Records provided:
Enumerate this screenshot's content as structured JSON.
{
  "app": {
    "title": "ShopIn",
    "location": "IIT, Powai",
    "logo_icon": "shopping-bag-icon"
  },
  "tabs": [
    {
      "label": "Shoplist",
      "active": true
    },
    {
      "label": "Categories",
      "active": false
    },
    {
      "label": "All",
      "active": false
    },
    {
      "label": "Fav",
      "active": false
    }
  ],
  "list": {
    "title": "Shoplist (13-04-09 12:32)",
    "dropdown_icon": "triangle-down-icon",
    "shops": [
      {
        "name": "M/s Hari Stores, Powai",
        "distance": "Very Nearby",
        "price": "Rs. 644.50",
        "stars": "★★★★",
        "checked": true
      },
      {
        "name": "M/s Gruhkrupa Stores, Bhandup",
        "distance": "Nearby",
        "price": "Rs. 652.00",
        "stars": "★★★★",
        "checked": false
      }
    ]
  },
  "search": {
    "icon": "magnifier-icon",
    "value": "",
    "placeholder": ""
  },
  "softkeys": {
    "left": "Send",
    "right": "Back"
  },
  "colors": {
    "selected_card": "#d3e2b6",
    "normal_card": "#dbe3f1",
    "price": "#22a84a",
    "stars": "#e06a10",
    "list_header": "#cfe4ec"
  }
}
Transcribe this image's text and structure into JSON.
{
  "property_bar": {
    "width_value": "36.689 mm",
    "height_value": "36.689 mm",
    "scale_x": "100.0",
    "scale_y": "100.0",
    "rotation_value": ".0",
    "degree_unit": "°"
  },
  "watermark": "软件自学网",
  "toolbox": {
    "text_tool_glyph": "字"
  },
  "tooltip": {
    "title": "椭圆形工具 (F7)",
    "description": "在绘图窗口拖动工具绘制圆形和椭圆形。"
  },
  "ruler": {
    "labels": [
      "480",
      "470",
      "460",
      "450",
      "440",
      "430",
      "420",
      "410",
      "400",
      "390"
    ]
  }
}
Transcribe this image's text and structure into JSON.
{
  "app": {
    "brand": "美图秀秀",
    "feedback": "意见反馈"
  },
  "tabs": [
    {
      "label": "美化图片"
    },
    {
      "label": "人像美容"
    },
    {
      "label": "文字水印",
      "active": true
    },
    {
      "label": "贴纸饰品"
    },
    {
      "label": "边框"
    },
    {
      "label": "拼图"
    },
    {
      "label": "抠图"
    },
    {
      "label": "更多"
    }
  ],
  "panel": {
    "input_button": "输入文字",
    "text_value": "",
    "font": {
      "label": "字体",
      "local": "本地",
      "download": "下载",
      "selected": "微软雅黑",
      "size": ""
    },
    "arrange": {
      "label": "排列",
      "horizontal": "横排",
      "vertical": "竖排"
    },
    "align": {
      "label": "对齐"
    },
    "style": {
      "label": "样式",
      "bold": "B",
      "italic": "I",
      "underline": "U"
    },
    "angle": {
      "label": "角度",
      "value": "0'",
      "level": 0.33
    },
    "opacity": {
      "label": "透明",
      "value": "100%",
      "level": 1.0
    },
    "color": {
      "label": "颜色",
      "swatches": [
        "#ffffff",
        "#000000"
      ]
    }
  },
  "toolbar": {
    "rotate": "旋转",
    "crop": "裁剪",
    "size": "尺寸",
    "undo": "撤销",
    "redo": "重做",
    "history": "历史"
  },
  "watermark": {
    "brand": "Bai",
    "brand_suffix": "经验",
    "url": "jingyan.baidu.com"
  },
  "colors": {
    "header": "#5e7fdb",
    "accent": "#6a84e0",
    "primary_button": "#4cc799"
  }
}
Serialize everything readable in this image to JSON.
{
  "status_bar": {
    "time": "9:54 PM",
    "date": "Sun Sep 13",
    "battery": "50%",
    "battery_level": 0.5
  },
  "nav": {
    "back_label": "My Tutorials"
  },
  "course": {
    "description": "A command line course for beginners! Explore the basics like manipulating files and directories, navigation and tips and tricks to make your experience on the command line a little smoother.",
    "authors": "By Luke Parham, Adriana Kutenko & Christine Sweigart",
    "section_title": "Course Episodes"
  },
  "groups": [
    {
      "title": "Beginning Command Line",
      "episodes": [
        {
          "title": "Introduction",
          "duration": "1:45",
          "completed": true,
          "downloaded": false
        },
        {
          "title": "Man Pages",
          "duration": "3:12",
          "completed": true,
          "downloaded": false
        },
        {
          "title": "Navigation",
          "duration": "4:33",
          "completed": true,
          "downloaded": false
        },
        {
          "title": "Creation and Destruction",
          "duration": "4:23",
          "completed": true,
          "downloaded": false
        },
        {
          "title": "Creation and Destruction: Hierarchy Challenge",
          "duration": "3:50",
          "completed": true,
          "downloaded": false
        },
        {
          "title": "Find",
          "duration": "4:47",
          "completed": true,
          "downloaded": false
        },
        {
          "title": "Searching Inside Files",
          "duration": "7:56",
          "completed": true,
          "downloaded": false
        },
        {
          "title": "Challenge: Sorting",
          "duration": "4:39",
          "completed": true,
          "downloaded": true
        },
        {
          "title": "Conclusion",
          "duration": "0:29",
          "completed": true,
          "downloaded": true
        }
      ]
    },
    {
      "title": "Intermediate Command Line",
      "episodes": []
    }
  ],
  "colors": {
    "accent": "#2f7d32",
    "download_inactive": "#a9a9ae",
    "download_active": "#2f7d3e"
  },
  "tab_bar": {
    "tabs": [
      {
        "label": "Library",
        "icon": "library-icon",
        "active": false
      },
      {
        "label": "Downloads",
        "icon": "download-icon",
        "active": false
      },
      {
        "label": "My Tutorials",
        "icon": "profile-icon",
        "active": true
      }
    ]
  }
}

Exercise: Transcribe every entry exactly, omitting nothing.

Correct answer:
Enumerate this screenshot's content as structured JSON.
{
  "app": {
    "title": "ShopIn",
    "location": "IIT, Powai",
    "logo_icon": "shopping-bag-icon"
  },
  "tabs": [
    {
      "label": "Shoplist",
      "active": true
    },
    {
      "label": "Categories",
      "active": false
    },
    {
      "label": "All",
      "active": false
    },
    {
      "label": "Fav",
      "active": false
    }
  ],
  "list": {
    "title": "Shoplist (13-04-09 12:32)",
    "dropdown_icon": "triangle-down-icon",
    "shops": [
      {
        "name": "M/s Hari Stores, Powai",
        "distance": "Very Nearby",
        "price": "Rs. 644.50",
        "stars": "★★★★",
        "checked": true
      },
      {
        "name": "M/s Gruhkrupa Stores, Bhandup",
        "distance": "Nearby",
        "price": "Rs. 652.00",
        "stars": "★★★★",
        "checked": false
      }
    ]
  },
  "search": {
    "icon": "magnifier-icon",
    "value": "",
    "placeholder": ""
  },
  "softkeys": {
    "left": "Send",
    "right": "Back"
  },
  "colors": {
    "selected_card": "#d3e2b6",
    "normal_card": "#dbe3f1",
    "price": "#22a84a",
    "stars": "#e06a10",
    "list_header": "#cfe4ec"
  }
}
Transcribe this image's text and structure into JSON.
{
  "property_bar": {
    "width_value": "36.689 mm",
    "height_value": "36.689 mm",
    "scale_x": "100.0",
    "scale_y": "100.0",
    "rotation_value": ".0",
    "degree_unit": "°"
  },
  "watermark": "软件自学网",
  "toolbox": {
    "text_tool_glyph": "字"
  },
  "tooltip": {
    "title": "椭圆形工具 (F7)",
    "description": "在绘图窗口拖动工具绘制圆形和椭圆形。"
  },
  "ruler": {
    "labels": [
      "480",
      "470",
      "460",
      "450",
      "440",
      "430",
      "420",
      "410",
      "400",
      "390"
    ]
  }
}
Transcribe this image's text and structure into JSON.
{
  "app": {
    "brand": "美图秀秀",
    "feedback": "意见反馈"
  },
  "tabs": [
    {
      "label": "美化图片"
    },
    {
      "label": "人像美容"
    },
    {
      "label": "文字水印",
      "active": true
    },
    {
      "label": "贴纸饰品"
    },
    {
      "label": "边框"
    },
    {
      "label": "拼图"
    },
    {
      "label": "抠图"
    },
    {
      "label": "更多"
    }
  ],
  "panel": {
    "input_button": "输入文字",
    "text_value": "",
    "font": {
      "label": "字体",
      "local": "本地",
      "download": "下载",
      "selected": "微软雅黑",
      "size": ""
    },
    "arrange": {
      "label": "排列",
      "horizontal": "横排",
      "vertical": "竖排"
    },
    "align": {
      "label": "对齐"
    },
    "style": {
      "label": "样式",
      "bold": "B",
      "italic": "I",
      "underline": "U"
    },
    "angle": {
      "label": "角度",
      "value": "0'",
      "level": 0.33
    },
    "opacity": {
      "label": "透明",
      "value": "100%",
      "level": 1.0
    },
    "color": {
      "label": "颜色",
      "swatches": [
        "#ffffff",
        "#000000"
      ]
    }
  },
  "toolbar": {
    "rotate": "旋转",
    "crop": "裁剪",
    "size": "尺寸",
    "undo": "撤销",
    "redo": "重做",
    "history": "历史"
  },
  "watermark": {
    "brand": "Bai",
    "brand_suffix": "经验",
    "url": "jingyan.baidu.com"
  },
  "colors": {
    "header": "#5e7fdb",
    "accent": "#6a84e0",
    "primary_button": "#4cc799"
  }
}
Serialize everything readable in this image to JSON.
{
  "status_bar": {
    "time": "9:54 PM",
    "date": "Sun Sep 13",
    "battery": "50%",
    "battery_level": 0.5
  },
  "nav": {
    "back_label": "My Tutorials"
  },
  "course": {
    "description": "A command line course for beginners! Explore the basics like manipulating files and directories, navigation and tips and tricks to make your experience on the command line a little smoother.",
    "authors": "By Luke Parham, Adriana Kutenko & Christine Sweigart",
    "section_title": "Course Episodes"
  },
  "groups": [
    {
      "title": "Beginning Command Line",
      "episodes": [
        {
          "title": "Introduction",
          "duration": "1:45",
          "completed": true,
          "downloaded": false
        },
        {
          "title": "Man Pages",
          "duration": "3:12",
          "completed": true,
          "downloaded": false
        },
        {
          "title": "Navigation",
          "duration": "4:33",
          "completed": true,
          "downloaded": false
        },
        {
          "title": "Creation and Destruction",
          "duration": "4:23",
          "completed": true,
          "downloaded": false
        },
        {
          "title": "Creation and Destruction: Hierarchy Challenge",
          "duration": "3:50",
          "completed": true,
          "downloaded": false
        },
        {
          "title": "Find",
          "duration": "4:47",
          "completed": true,
          "downloaded": false
        },
        {
          "title": "Searching Inside Files",
          "duration": "7:56",
          "completed": true,
          "downloaded": false
        },
        {
          "title": "Challenge: Sorting",
          "duration": "4:39",
          "completed": true,
          "downloaded": true
        },
        {
          "title": "Conclusion",
          "duration": "0:29",
          "completed": true,
          "downloaded": true
        }
      ]
    },
    {
      "title": "Intermediate Command Line",
      "episodes": []
    }
  ],
  "colors": {
    "accent": "#2f7d32",
    "download_inactive": "#a9a9ae",
    "download_active": "#2f7d3e"
  },
  "tab_bar": {
    "tabs": [
      {
        "label": "Library",
        "icon": "library-icon",
        "active": false
      },
      {
        "label": "Downloads",
        "icon": "download-icon",
        "active": false
      },
      {
        "label": "My Tutorials",
        "icon": "profile-icon",
        "active": true
      }
    ]
  }
}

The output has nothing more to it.